Short exercise:
Take each line containing "this" and report it exactly as written.

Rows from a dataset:
------------------------

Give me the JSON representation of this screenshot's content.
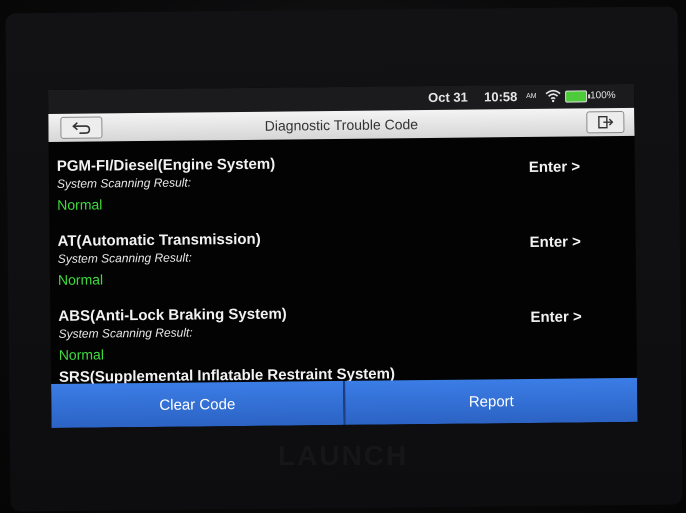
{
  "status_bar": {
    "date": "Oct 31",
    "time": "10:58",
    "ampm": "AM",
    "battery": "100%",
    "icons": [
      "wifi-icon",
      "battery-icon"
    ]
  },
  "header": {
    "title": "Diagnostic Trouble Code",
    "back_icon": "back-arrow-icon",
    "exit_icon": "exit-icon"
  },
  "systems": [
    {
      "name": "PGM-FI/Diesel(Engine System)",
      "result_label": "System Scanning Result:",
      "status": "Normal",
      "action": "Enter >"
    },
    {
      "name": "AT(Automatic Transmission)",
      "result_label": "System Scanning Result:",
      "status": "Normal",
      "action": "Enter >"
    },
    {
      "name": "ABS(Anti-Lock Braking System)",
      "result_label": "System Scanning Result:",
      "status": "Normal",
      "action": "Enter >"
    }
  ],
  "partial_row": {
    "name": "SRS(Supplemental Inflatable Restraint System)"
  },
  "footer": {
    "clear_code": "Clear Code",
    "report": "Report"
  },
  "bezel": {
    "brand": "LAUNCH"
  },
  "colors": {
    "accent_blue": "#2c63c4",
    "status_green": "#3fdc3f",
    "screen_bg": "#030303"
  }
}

------------------------

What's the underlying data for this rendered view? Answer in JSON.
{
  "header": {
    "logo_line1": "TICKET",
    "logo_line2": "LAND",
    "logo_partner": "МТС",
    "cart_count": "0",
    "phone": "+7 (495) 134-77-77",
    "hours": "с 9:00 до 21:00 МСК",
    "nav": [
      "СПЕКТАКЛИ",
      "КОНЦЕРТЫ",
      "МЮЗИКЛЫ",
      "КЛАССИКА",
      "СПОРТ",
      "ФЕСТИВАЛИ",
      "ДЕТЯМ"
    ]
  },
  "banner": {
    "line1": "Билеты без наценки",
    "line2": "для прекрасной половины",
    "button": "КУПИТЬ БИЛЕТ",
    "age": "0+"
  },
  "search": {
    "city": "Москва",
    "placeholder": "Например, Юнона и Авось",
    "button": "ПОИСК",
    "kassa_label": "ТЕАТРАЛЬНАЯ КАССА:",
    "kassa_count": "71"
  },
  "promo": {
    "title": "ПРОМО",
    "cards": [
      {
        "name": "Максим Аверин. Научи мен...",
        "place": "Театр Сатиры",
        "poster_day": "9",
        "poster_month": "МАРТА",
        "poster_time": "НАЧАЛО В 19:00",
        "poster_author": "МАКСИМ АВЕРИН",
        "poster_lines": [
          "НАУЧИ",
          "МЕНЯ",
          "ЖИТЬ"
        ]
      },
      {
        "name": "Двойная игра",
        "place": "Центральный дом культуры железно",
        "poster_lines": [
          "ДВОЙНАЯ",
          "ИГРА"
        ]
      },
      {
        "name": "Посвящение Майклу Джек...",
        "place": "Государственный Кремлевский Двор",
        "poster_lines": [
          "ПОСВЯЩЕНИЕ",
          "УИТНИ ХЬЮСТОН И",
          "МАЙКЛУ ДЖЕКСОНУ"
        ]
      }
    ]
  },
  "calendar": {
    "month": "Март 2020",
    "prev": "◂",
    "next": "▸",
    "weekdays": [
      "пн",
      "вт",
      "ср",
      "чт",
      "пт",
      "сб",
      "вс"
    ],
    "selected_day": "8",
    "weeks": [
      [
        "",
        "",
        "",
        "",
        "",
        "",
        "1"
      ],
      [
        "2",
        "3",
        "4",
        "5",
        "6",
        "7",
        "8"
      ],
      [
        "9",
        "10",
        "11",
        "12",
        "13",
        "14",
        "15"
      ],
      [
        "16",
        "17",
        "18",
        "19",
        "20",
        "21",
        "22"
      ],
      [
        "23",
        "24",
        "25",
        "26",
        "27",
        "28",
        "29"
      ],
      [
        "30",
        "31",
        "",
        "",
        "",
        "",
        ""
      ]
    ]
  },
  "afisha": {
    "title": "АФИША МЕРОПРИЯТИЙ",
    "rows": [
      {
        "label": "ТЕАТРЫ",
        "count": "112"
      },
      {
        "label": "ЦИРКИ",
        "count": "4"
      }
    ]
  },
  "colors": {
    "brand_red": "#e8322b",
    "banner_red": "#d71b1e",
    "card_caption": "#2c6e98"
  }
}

------------------------

Full response:
Give me the JSON representation of this screenshot's content.
What's the underlying data for this rendered view? Answer in JSON.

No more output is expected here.